START Material for this exercise
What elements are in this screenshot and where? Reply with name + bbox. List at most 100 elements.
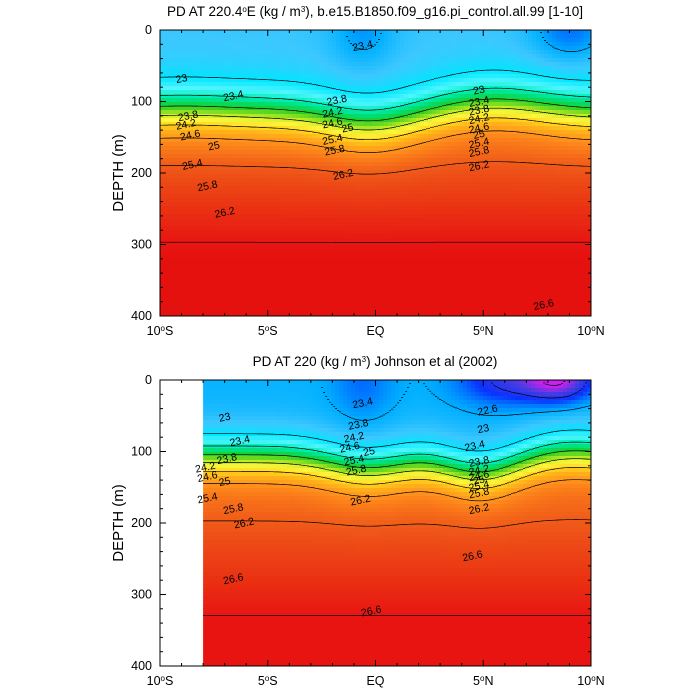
field-cell [224,170,229,175]
field-cell [280,310,285,315]
field-cell [332,46,337,51]
field-cell [328,110,333,115]
field-cell [276,190,281,195]
field-cell [328,122,333,127]
field-cell [340,302,345,307]
field-cell [432,198,437,203]
field-cell [208,186,213,191]
field-cell [352,270,357,275]
field-cell [308,110,313,115]
field-cell [212,58,217,63]
field-cell [216,78,221,83]
field-cell [432,30,437,35]
field-cell [372,62,377,67]
field-cell [400,138,405,143]
field-cell [164,138,169,143]
field-cell [380,74,385,79]
field-cell [240,286,245,291]
field-cell [180,174,185,179]
field-cell [260,66,265,71]
field-cell [228,266,233,271]
field-cell [432,146,437,151]
field-cell [276,234,281,239]
field-cell [220,310,225,315]
field-cell [252,126,257,131]
field-cell [396,238,401,243]
field-cell [412,86,417,91]
field-cell [164,190,169,195]
field-cell [196,238,201,243]
field-cell [408,150,413,155]
field-cell [184,78,189,83]
field-cell [192,214,197,219]
field-cell [404,306,409,311]
field-cell [212,294,217,299]
field-cell [176,46,181,51]
field-cell [428,30,433,35]
field-cell [364,34,369,39]
field-cell [412,294,417,299]
field-cell [416,182,421,187]
field-cell [184,194,189,199]
field-cell [220,222,225,227]
field-cell [184,110,189,115]
field-cell [176,94,181,99]
field-cell [300,254,305,259]
field-cell [384,146,389,151]
field-cell [272,234,277,239]
field-cell [240,102,245,107]
field-cell [312,114,317,119]
field-cell [264,210,269,215]
field-cell [412,230,417,235]
field-cell [400,94,405,99]
field-cell [220,290,225,295]
field-cell [196,230,201,235]
field-cell [424,274,429,279]
field-cell [348,170,353,175]
field-cell [264,38,269,43]
field-cell [428,54,433,59]
field-cell [192,126,197,131]
field-cell [316,214,321,219]
field-cell [288,270,293,275]
field-cell [332,206,337,211]
field-cell [252,90,257,95]
field-cell [312,86,317,91]
field-cell [232,134,237,139]
field-cell [212,154,217,159]
field-cell [392,202,397,207]
field-cell [300,50,305,55]
field-cell [220,278,225,283]
field-cell [400,70,405,75]
field-cell [212,146,217,151]
field-cell [288,154,293,159]
field-cell [192,70,197,75]
field-cell [256,126,261,131]
field-cell [380,218,385,223]
field-cell [264,90,269,95]
field-cell [308,94,313,99]
field-cell [268,278,273,283]
field-cell [424,190,429,195]
field-cell [260,198,265,203]
field-cell [384,286,389,291]
field-cell [212,106,217,111]
field-cell [320,166,325,171]
field-cell [216,122,221,127]
field-cell [332,290,337,295]
field-cell [172,90,177,95]
field-cell [176,110,181,115]
field-cell [388,78,393,83]
field-cell [212,162,217,167]
field-cell [308,154,313,159]
field-cell [428,130,433,135]
field-cell [184,246,189,251]
field-cell [208,98,213,103]
field-cell [412,70,417,75]
field-cell [424,98,429,103]
field-cell [284,82,289,87]
field-cell [216,50,221,55]
field-cell [212,182,217,187]
field-cell [204,218,209,223]
field-cell [420,74,425,79]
END Material for this exercise
▶ _Stated goal_
Recast the listing above as a Markdown table with the columns "Row" and "Line": number each line in the first column and place its text in the second. Leave out blank lines and the picture placeholders.

▶ _Complete response_
| Row | Line |
|---|---|
| 1 | What elements are in this screenshot and where? Reply with name + bbox. List at most 100 elements. |
| 2 | field-cell [224,170,229,175] |
| 3 | field-cell [280,310,285,315] |
| 4 | field-cell [332,46,337,51] |
| 5 | field-cell [328,110,333,115] |
| 6 | field-cell [276,190,281,195] |
| 7 | field-cell [328,122,333,127] |
| 8 | field-cell [340,302,345,307] |
| 9 | field-cell [432,198,437,203] |
| 10 | field-cell [208,186,213,191] |
| 11 | field-cell [352,270,357,275] |
| 12 | field-cell [308,110,313,115] |
| 13 | field-cell [212,58,217,63] |
| 14 | field-cell [216,78,221,83] |
| 15 | field-cell [432,30,437,35] |
| 16 | field-cell [372,62,377,67] |
| 17 | field-cell [400,138,405,143] |
| 18 | field-cell [164,138,169,143] |
| 19 | field-cell [380,74,385,79] |
| 20 | field-cell [240,286,245,291] |
| 21 | field-cell [180,174,185,179] |
| 22 | field-cell [260,66,265,71] |
| 23 | field-cell [228,266,233,271] |
| 24 | field-cell [432,146,437,151] |
| 25 | field-cell [276,234,281,239] |
| 26 | field-cell [220,310,225,315] |
| 27 | field-cell [252,126,257,131] |
| 28 | field-cell [396,238,401,243] |
| 29 | field-cell [412,86,417,91] |
| 30 | field-cell [164,190,169,195] |
| 31 | field-cell [196,238,201,243] |
| 32 | field-cell [408,150,413,155] |
| 33 | field-cell [184,78,189,83] |
| 34 | field-cell [192,214,197,219] |
| 35 | field-cell [404,306,409,311] |
| 36 | field-cell [212,294,217,299] |
| 37 | field-cell [176,46,181,51] |
| 38 | field-cell [428,30,433,35] |
| 39 | field-cell [364,34,369,39] |
| 40 | field-cell [412,294,417,299] |
| 41 | field-cell [416,182,421,187] |
| 42 | field-cell [184,194,189,199] |
| 43 | field-cell [220,222,225,227] |
| 44 | field-cell [184,110,189,115] |
| 45 | field-cell [176,94,181,99] |
| 46 | field-cell [300,254,305,259] |
| 47 | field-cell [384,146,389,151] |
| 48 | field-cell [272,234,277,239] |
| 49 | field-cell [240,102,245,107] |
| 50 | field-cell [312,114,317,119] |
| 51 | field-cell [264,210,269,215] |
| 52 | field-cell [412,230,417,235] |
| 53 | field-cell [400,94,405,99] |
| 54 | field-cell [220,290,225,295] |
| 55 | field-cell [196,230,201,235] |
| 56 | field-cell [424,274,429,279] |
| 57 | field-cell [348,170,353,175] |
| 58 | field-cell [264,38,269,43] |
| 59 | field-cell [428,54,433,59] |
| 60 | field-cell [192,126,197,131] |
| 61 | field-cell [316,214,321,219] |
| 62 | field-cell [288,270,293,275] |
| 63 | field-cell [332,206,337,211] |
| 64 | field-cell [252,90,257,95] |
| 65 | field-cell [312,86,317,91] |
| 66 | field-cell [232,134,237,139] |
| 67 | field-cell [212,154,217,159] |
| 68 | field-cell [392,202,397,207] |
| 69 | field-cell [300,50,305,55] |
| 70 | field-cell [220,278,225,283] |
| 71 | field-cell [400,70,405,75] |
| 72 | field-cell [212,146,217,151] |
| 73 | field-cell [288,154,293,159] |
| 74 | field-cell [192,70,197,75] |
| 75 | field-cell [256,126,261,131] |
| 76 | field-cell [380,218,385,223] |
| 77 | field-cell [264,90,269,95] |
| 78 | field-cell [308,94,313,99] |
| 79 | field-cell [268,278,273,283] |
| 80 | field-cell [424,190,429,195] |
| 81 | field-cell [260,198,265,203] |
| 82 | field-cell [384,286,389,291] |
| 83 | field-cell [212,106,217,111] |
| 84 | field-cell [320,166,325,171] |
| 85 | field-cell [216,122,221,127] |
| 86 | field-cell [332,290,337,295] |
| 87 | field-cell [172,90,177,95] |
| 88 | field-cell [176,110,181,115] |
| 89 | field-cell [388,78,393,83] |
| 90 | field-cell [212,162,217,167] |
| 91 | field-cell [308,154,313,159] |
| 92 | field-cell [428,130,433,135] |
| 93 | field-cell [184,246,189,251] |
| 94 | field-cell [208,98,213,103] |
| 95 | field-cell [412,70,417,75] |
| 96 | field-cell [424,98,429,103] |
| 97 | field-cell [284,82,289,87] |
| 98 | field-cell [216,50,221,55] |
| 99 | field-cell [212,182,217,187] |
| 100 | field-cell [204,218,209,223] |
| 101 | field-cell [420,74,425,79] |